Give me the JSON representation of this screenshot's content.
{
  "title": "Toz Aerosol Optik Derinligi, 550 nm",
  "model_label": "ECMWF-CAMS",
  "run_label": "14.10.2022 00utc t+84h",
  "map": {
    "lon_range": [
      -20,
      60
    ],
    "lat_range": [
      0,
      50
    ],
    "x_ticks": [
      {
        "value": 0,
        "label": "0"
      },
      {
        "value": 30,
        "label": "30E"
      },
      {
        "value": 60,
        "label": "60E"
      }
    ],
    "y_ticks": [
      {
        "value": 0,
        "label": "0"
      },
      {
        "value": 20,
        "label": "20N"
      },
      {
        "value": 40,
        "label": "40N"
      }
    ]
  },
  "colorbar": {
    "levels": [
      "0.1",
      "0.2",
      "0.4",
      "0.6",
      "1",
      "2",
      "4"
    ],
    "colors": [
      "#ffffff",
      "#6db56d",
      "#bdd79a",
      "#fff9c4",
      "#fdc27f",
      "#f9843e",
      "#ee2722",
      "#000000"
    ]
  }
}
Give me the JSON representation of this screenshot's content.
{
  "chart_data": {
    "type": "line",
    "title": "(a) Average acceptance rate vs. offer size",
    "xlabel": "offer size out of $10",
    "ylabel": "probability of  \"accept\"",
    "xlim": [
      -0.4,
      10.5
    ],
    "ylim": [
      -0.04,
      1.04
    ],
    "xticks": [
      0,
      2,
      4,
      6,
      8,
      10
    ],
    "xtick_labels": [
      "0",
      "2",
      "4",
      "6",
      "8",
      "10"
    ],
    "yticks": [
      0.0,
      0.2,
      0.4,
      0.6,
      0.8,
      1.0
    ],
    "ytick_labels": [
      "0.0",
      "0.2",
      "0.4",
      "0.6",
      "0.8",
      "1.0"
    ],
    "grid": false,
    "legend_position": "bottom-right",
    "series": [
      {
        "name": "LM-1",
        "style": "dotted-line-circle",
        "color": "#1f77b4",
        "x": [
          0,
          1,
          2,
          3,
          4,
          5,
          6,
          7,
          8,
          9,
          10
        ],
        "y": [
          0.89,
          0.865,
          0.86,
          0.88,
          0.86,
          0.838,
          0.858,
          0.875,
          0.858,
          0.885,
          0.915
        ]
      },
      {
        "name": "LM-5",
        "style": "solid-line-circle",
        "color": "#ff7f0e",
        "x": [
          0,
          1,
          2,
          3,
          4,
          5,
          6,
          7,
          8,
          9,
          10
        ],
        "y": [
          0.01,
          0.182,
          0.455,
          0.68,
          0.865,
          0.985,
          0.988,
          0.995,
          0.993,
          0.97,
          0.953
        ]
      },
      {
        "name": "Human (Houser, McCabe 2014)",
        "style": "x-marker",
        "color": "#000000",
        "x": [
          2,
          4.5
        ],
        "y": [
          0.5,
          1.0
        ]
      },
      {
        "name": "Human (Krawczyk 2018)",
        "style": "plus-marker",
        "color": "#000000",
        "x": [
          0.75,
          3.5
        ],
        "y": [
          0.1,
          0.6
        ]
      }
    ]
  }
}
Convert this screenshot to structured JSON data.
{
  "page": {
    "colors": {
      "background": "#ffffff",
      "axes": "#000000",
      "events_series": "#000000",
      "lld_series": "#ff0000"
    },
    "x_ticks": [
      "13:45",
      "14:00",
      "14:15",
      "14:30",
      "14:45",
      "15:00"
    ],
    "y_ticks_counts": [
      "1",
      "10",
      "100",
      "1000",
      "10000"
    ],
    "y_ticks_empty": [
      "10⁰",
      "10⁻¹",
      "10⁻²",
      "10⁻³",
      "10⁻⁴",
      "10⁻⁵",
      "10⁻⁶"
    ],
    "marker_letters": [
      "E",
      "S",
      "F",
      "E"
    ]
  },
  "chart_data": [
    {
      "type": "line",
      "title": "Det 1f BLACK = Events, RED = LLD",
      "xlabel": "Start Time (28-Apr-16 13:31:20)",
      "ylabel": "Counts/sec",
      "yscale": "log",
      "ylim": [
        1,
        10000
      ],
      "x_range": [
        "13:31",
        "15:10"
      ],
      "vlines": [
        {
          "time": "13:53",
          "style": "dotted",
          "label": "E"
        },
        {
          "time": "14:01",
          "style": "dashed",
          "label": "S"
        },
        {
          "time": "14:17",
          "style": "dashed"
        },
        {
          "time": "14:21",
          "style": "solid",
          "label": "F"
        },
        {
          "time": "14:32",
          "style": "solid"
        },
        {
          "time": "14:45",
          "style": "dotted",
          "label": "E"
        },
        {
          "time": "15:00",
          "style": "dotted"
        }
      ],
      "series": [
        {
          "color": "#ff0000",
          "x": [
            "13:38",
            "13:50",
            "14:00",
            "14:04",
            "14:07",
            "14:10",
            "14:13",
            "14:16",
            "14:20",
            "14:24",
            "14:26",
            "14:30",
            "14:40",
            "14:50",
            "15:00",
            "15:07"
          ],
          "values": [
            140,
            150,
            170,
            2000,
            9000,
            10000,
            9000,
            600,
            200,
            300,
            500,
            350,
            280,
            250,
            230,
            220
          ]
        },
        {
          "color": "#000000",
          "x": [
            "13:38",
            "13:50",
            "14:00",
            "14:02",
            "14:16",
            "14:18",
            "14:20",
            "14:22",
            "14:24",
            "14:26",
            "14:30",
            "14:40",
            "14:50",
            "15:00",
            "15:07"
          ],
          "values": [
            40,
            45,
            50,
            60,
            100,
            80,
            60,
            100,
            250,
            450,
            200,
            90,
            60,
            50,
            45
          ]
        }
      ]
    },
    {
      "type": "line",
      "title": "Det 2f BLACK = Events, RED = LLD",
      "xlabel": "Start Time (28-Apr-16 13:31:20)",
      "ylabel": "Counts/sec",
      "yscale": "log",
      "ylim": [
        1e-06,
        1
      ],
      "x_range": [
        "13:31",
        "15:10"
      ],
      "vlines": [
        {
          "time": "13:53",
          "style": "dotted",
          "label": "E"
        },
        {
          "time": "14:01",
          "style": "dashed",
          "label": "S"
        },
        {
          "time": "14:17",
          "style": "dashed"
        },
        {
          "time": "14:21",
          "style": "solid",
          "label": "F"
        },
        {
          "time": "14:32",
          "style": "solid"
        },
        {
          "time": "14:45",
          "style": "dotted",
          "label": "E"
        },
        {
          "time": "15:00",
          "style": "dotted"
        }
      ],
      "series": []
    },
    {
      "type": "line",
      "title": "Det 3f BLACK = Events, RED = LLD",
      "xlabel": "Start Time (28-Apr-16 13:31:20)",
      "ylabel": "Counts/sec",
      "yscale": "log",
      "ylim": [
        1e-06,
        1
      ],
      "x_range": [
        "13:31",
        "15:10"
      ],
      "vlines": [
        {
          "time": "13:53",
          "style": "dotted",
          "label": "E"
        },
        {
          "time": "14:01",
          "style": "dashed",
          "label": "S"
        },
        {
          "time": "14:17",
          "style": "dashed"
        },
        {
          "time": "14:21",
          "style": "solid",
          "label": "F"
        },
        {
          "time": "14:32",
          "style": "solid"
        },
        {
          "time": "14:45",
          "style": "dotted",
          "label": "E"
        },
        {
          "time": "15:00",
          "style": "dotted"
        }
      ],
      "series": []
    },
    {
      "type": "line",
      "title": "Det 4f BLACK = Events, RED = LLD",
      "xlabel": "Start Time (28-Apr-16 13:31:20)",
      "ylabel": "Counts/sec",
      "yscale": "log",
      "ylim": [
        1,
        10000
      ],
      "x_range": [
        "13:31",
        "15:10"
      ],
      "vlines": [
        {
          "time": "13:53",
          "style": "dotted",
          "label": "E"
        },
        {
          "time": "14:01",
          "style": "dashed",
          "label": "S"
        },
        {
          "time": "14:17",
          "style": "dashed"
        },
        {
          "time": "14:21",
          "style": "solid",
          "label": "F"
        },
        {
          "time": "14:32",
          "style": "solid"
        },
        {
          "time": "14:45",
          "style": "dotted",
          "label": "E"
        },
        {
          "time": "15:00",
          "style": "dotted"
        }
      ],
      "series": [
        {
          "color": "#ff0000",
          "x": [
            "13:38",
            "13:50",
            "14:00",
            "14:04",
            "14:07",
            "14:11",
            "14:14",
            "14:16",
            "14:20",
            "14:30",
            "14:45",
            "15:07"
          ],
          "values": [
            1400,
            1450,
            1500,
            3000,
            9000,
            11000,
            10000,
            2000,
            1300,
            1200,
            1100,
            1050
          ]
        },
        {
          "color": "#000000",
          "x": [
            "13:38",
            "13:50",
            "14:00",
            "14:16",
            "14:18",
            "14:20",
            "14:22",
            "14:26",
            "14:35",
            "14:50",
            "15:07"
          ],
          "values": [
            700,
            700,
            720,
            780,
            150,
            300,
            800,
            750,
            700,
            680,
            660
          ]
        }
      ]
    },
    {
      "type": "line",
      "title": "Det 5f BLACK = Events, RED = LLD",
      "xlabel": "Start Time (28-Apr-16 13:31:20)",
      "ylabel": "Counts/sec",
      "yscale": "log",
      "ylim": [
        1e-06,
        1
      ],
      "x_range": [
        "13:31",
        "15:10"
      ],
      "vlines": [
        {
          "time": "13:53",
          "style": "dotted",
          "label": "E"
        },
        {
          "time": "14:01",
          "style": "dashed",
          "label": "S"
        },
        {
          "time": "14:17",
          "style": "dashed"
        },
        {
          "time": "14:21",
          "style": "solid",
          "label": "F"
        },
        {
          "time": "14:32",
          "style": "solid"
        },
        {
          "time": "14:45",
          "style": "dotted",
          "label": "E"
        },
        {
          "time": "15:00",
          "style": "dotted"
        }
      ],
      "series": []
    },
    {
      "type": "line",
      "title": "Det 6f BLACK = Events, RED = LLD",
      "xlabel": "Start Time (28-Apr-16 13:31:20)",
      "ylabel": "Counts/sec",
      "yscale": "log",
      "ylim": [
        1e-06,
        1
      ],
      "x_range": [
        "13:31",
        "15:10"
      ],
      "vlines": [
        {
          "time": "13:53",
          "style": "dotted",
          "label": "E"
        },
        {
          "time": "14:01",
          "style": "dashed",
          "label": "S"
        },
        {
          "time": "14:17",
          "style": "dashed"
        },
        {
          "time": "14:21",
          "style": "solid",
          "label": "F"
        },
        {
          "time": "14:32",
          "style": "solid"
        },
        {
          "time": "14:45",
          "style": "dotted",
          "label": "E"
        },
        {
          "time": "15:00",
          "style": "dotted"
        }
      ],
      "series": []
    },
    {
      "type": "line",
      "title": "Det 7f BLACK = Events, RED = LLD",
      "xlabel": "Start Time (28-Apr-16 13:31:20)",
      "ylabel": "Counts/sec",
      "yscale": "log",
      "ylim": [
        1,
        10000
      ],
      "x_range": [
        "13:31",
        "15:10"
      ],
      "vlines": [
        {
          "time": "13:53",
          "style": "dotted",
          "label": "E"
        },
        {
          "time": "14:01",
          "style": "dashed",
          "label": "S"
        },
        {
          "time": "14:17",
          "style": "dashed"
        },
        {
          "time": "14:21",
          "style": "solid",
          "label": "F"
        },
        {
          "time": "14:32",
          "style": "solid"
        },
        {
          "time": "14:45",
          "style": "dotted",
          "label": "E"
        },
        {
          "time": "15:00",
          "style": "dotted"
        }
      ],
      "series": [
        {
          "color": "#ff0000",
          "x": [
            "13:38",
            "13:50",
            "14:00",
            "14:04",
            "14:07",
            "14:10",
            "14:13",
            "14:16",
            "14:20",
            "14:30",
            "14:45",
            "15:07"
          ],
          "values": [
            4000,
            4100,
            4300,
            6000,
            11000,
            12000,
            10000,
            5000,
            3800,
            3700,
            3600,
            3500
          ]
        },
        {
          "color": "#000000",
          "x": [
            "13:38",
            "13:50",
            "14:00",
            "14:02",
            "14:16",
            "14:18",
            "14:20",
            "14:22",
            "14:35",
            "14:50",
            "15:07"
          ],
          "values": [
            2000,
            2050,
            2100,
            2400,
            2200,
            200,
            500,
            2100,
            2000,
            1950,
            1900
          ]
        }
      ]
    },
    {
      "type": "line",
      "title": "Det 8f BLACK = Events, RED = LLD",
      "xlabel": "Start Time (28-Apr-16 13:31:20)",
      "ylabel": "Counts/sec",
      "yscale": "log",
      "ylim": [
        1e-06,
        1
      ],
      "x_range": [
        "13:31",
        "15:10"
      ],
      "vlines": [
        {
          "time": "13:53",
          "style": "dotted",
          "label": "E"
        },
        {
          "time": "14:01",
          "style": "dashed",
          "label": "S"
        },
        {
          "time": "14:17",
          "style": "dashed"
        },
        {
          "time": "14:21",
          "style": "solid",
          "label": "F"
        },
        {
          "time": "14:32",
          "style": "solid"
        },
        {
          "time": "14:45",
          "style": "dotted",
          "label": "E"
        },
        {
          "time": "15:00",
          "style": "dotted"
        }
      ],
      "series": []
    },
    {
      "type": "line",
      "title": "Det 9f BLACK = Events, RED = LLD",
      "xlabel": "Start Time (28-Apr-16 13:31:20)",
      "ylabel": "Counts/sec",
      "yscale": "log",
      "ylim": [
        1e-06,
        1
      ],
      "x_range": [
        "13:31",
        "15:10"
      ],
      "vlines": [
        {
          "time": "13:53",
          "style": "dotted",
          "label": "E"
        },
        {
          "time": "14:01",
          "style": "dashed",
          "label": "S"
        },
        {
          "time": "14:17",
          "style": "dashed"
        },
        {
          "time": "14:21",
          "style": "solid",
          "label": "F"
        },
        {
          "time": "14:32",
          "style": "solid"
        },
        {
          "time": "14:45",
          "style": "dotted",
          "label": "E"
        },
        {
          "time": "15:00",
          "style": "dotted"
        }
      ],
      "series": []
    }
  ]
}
* * * * *
▶ DIRECTIONS: Give only the number of lines in the material above that include the word "name".

▶ RESULT FOR THIS EXERCISE: 4